**Provided records**
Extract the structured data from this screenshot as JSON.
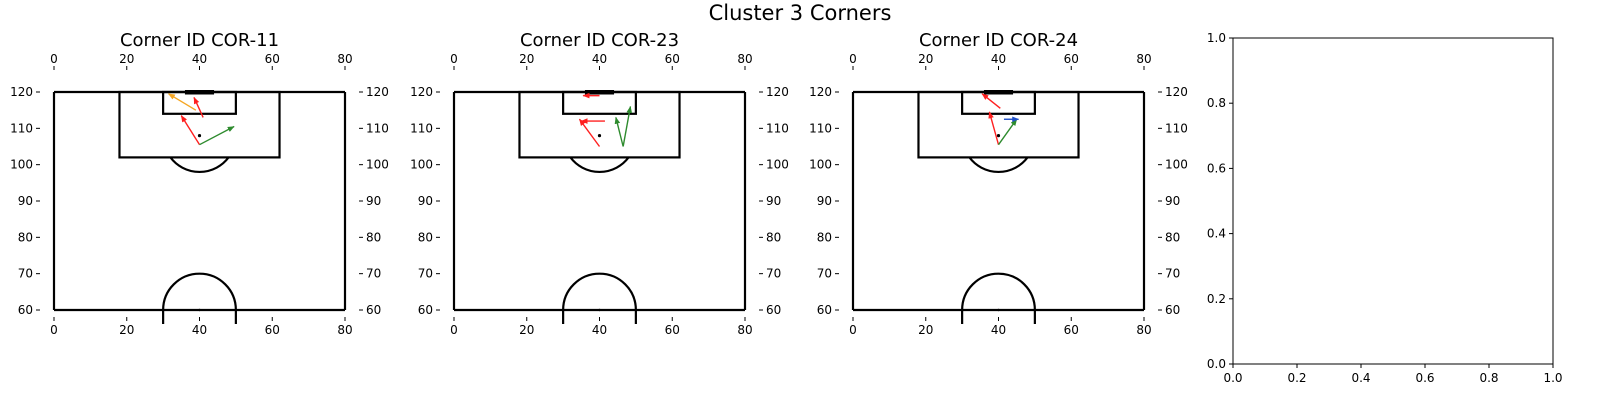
{
  "figure": {
    "suptitle": "Cluster 3 Corners"
  },
  "colors": {
    "pitch_line": "#000000",
    "red": "#ff2020",
    "green": "#2e8b2e",
    "orange": "#f5a623",
    "blue": "#2050c8"
  },
  "chart_data": [
    {
      "type": "scatter",
      "title": "Corner ID COR-11",
      "xlim": [
        0,
        80
      ],
      "ylim": [
        60,
        120
      ],
      "x_ticks": [
        0,
        20,
        40,
        60,
        80
      ],
      "y_ticks": [
        60,
        70,
        80,
        90,
        100,
        110,
        120
      ],
      "points": [
        {
          "x": 40,
          "y": 108
        }
      ],
      "arrows": [
        {
          "x0": 40,
          "y0": 105.5,
          "x1": 35,
          "y1": 113.5,
          "color": "red"
        },
        {
          "x0": 40,
          "y0": 105.5,
          "x1": 49.5,
          "y1": 110.5,
          "color": "green"
        },
        {
          "x0": 41,
          "y0": 113,
          "x1": 38.5,
          "y1": 118.5,
          "color": "red"
        },
        {
          "x0": 39,
          "y0": 115,
          "x1": 31.5,
          "y1": 119.5,
          "color": "orange"
        }
      ]
    },
    {
      "type": "scatter",
      "title": "Corner ID COR-23",
      "xlim": [
        0,
        80
      ],
      "ylim": [
        60,
        120
      ],
      "x_ticks": [
        0,
        20,
        40,
        60,
        80
      ],
      "y_ticks": [
        60,
        70,
        80,
        90,
        100,
        110,
        120
      ],
      "points": [
        {
          "x": 40,
          "y": 108
        }
      ],
      "arrows": [
        {
          "x0": 40,
          "y0": 119,
          "x1": 35.5,
          "y1": 119,
          "color": "red"
        },
        {
          "x0": 41.5,
          "y0": 112,
          "x1": 35,
          "y1": 112,
          "color": "red"
        },
        {
          "x0": 40,
          "y0": 105,
          "x1": 34.5,
          "y1": 112.5,
          "color": "red"
        },
        {
          "x0": 46.5,
          "y0": 105,
          "x1": 44.5,
          "y1": 113,
          "color": "green"
        },
        {
          "x0": 46.5,
          "y0": 105,
          "x1": 48.5,
          "y1": 116,
          "color": "green"
        }
      ]
    },
    {
      "type": "scatter",
      "title": "Corner ID COR-24",
      "xlim": [
        0,
        80
      ],
      "ylim": [
        60,
        120
      ],
      "x_ticks": [
        0,
        20,
        40,
        60,
        80
      ],
      "y_ticks": [
        60,
        70,
        80,
        90,
        100,
        110,
        120
      ],
      "points": [
        {
          "x": 40,
          "y": 108
        }
      ],
      "arrows": [
        {
          "x0": 40,
          "y0": 105.5,
          "x1": 37.5,
          "y1": 114.5,
          "color": "red"
        },
        {
          "x0": 40,
          "y0": 105.5,
          "x1": 45,
          "y1": 112.5,
          "color": "green"
        },
        {
          "x0": 40.5,
          "y0": 115.5,
          "x1": 35.5,
          "y1": 119.5,
          "color": "red"
        },
        {
          "x0": 41.5,
          "y0": 112.5,
          "x1": 45.5,
          "y1": 112.5,
          "color": "blue"
        }
      ]
    },
    {
      "type": "table",
      "title": "",
      "xlim": [
        0,
        1
      ],
      "ylim": [
        0,
        1
      ],
      "x_ticks": [
        "0.0",
        "0.2",
        "0.4",
        "0.6",
        "0.8",
        "1.0"
      ],
      "y_ticks": [
        "0.0",
        "0.2",
        "0.4",
        "0.6",
        "0.8",
        "1.0"
      ]
    }
  ]
}
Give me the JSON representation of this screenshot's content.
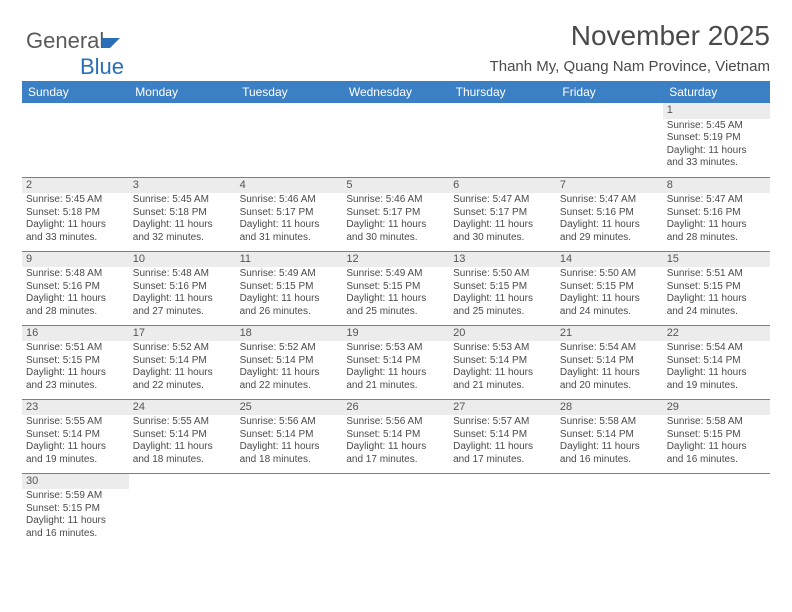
{
  "brand": {
    "name1": "General",
    "name2": "Blue"
  },
  "title": "November 2025",
  "location": "Thanh My, Quang Nam Province, Vietnam",
  "colors": {
    "header_bg": "#3b7fc4",
    "header_text": "#ffffff",
    "cell_border": "#4a8bc9",
    "daynum_bg": "#ececec",
    "text": "#4a4a4a",
    "brand_blue": "#2a6fb5"
  },
  "weekdays": [
    "Sunday",
    "Monday",
    "Tuesday",
    "Wednesday",
    "Thursday",
    "Friday",
    "Saturday"
  ],
  "layout": {
    "first_weekday_index": 6,
    "days_in_month": 30,
    "rows": 6,
    "cols": 7
  },
  "days": {
    "1": {
      "sunrise": "5:45 AM",
      "sunset": "5:19 PM",
      "daylight": "11 hours and 33 minutes."
    },
    "2": {
      "sunrise": "5:45 AM",
      "sunset": "5:18 PM",
      "daylight": "11 hours and 33 minutes."
    },
    "3": {
      "sunrise": "5:45 AM",
      "sunset": "5:18 PM",
      "daylight": "11 hours and 32 minutes."
    },
    "4": {
      "sunrise": "5:46 AM",
      "sunset": "5:17 PM",
      "daylight": "11 hours and 31 minutes."
    },
    "5": {
      "sunrise": "5:46 AM",
      "sunset": "5:17 PM",
      "daylight": "11 hours and 30 minutes."
    },
    "6": {
      "sunrise": "5:47 AM",
      "sunset": "5:17 PM",
      "daylight": "11 hours and 30 minutes."
    },
    "7": {
      "sunrise": "5:47 AM",
      "sunset": "5:16 PM",
      "daylight": "11 hours and 29 minutes."
    },
    "8": {
      "sunrise": "5:47 AM",
      "sunset": "5:16 PM",
      "daylight": "11 hours and 28 minutes."
    },
    "9": {
      "sunrise": "5:48 AM",
      "sunset": "5:16 PM",
      "daylight": "11 hours and 28 minutes."
    },
    "10": {
      "sunrise": "5:48 AM",
      "sunset": "5:16 PM",
      "daylight": "11 hours and 27 minutes."
    },
    "11": {
      "sunrise": "5:49 AM",
      "sunset": "5:15 PM",
      "daylight": "11 hours and 26 minutes."
    },
    "12": {
      "sunrise": "5:49 AM",
      "sunset": "5:15 PM",
      "daylight": "11 hours and 25 minutes."
    },
    "13": {
      "sunrise": "5:50 AM",
      "sunset": "5:15 PM",
      "daylight": "11 hours and 25 minutes."
    },
    "14": {
      "sunrise": "5:50 AM",
      "sunset": "5:15 PM",
      "daylight": "11 hours and 24 minutes."
    },
    "15": {
      "sunrise": "5:51 AM",
      "sunset": "5:15 PM",
      "daylight": "11 hours and 24 minutes."
    },
    "16": {
      "sunrise": "5:51 AM",
      "sunset": "5:15 PM",
      "daylight": "11 hours and 23 minutes."
    },
    "17": {
      "sunrise": "5:52 AM",
      "sunset": "5:14 PM",
      "daylight": "11 hours and 22 minutes."
    },
    "18": {
      "sunrise": "5:52 AM",
      "sunset": "5:14 PM",
      "daylight": "11 hours and 22 minutes."
    },
    "19": {
      "sunrise": "5:53 AM",
      "sunset": "5:14 PM",
      "daylight": "11 hours and 21 minutes."
    },
    "20": {
      "sunrise": "5:53 AM",
      "sunset": "5:14 PM",
      "daylight": "11 hours and 21 minutes."
    },
    "21": {
      "sunrise": "5:54 AM",
      "sunset": "5:14 PM",
      "daylight": "11 hours and 20 minutes."
    },
    "22": {
      "sunrise": "5:54 AM",
      "sunset": "5:14 PM",
      "daylight": "11 hours and 19 minutes."
    },
    "23": {
      "sunrise": "5:55 AM",
      "sunset": "5:14 PM",
      "daylight": "11 hours and 19 minutes."
    },
    "24": {
      "sunrise": "5:55 AM",
      "sunset": "5:14 PM",
      "daylight": "11 hours and 18 minutes."
    },
    "25": {
      "sunrise": "5:56 AM",
      "sunset": "5:14 PM",
      "daylight": "11 hours and 18 minutes."
    },
    "26": {
      "sunrise": "5:56 AM",
      "sunset": "5:14 PM",
      "daylight": "11 hours and 17 minutes."
    },
    "27": {
      "sunrise": "5:57 AM",
      "sunset": "5:14 PM",
      "daylight": "11 hours and 17 minutes."
    },
    "28": {
      "sunrise": "5:58 AM",
      "sunset": "5:14 PM",
      "daylight": "11 hours and 16 minutes."
    },
    "29": {
      "sunrise": "5:58 AM",
      "sunset": "5:15 PM",
      "daylight": "11 hours and 16 minutes."
    },
    "30": {
      "sunrise": "5:59 AM",
      "sunset": "5:15 PM",
      "daylight": "11 hours and 16 minutes."
    }
  },
  "labels": {
    "sunrise_prefix": "Sunrise: ",
    "sunset_prefix": "Sunset: ",
    "daylight_prefix": "Daylight: "
  }
}
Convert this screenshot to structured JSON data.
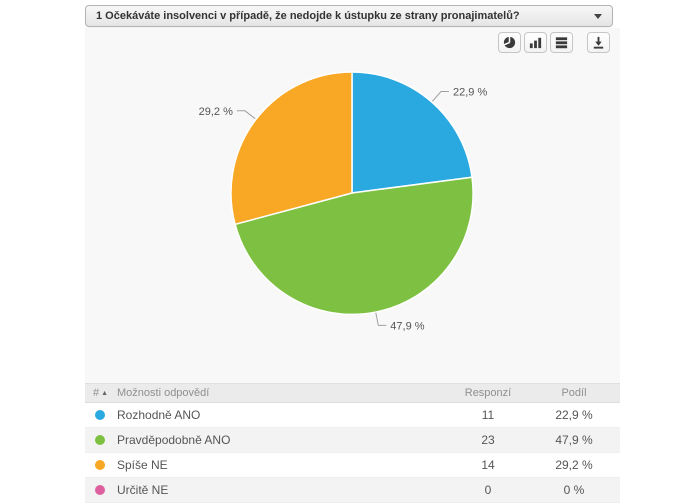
{
  "question": {
    "label": "1 Očekáváte insolvenci v případě, že nedojde k ústupku ze strany pronajimatelů?"
  },
  "toolbar": {
    "buttons": [
      {
        "name": "pie-view",
        "icon": "pie-chart-icon"
      },
      {
        "name": "bar-view",
        "icon": "bar-chart-icon"
      },
      {
        "name": "table-view",
        "icon": "list-icon"
      },
      {
        "name": "download",
        "icon": "download-icon"
      }
    ]
  },
  "chart_data": {
    "type": "pie",
    "title": "",
    "start_angle_deg": -90,
    "direction": "clockwise",
    "legend_position": "none",
    "label_color": "#555555",
    "leader_line_color": "#a0a0a0",
    "slices": [
      {
        "label": "Rozhodně ANO",
        "value": 11,
        "percent_label": "22,9 %",
        "color": "#29a9e0"
      },
      {
        "label": "Pravděpodobně ANO",
        "value": 23,
        "percent_label": "47,9 %",
        "color": "#7ec142"
      },
      {
        "label": "Spíše NE",
        "value": 14,
        "percent_label": "29,2 %",
        "color": "#f9a826"
      },
      {
        "label": "Určitě NE",
        "value": 0,
        "percent_label": "0 %",
        "color": "#dd5f9e"
      }
    ]
  },
  "table": {
    "headers": {
      "index": "#",
      "sort_indicator": "▲",
      "answer": "Možnosti odpovědí",
      "responses": "Responzí",
      "share": "Podíl"
    },
    "rows": [
      {
        "color": "#29a9e0",
        "answer": "Rozhodně ANO",
        "responses": "11",
        "share": "22,9 %"
      },
      {
        "color": "#7ec142",
        "answer": "Pravděpodobně ANO",
        "responses": "23",
        "share": "47,9 %"
      },
      {
        "color": "#f9a826",
        "answer": "Spíše NE",
        "responses": "14",
        "share": "29,2 %"
      },
      {
        "color": "#dd5f9e",
        "answer": "Určitě NE",
        "responses": "0",
        "share": "0 %"
      }
    ]
  }
}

**What this task involves**
Sift the material for lines with the string "responses". Copy each one found.

**Answer for this exercise**
      "responses": "Responzí",
        "responses": "11",
        "responses": "23",
        "responses": "14",
        "responses": "0",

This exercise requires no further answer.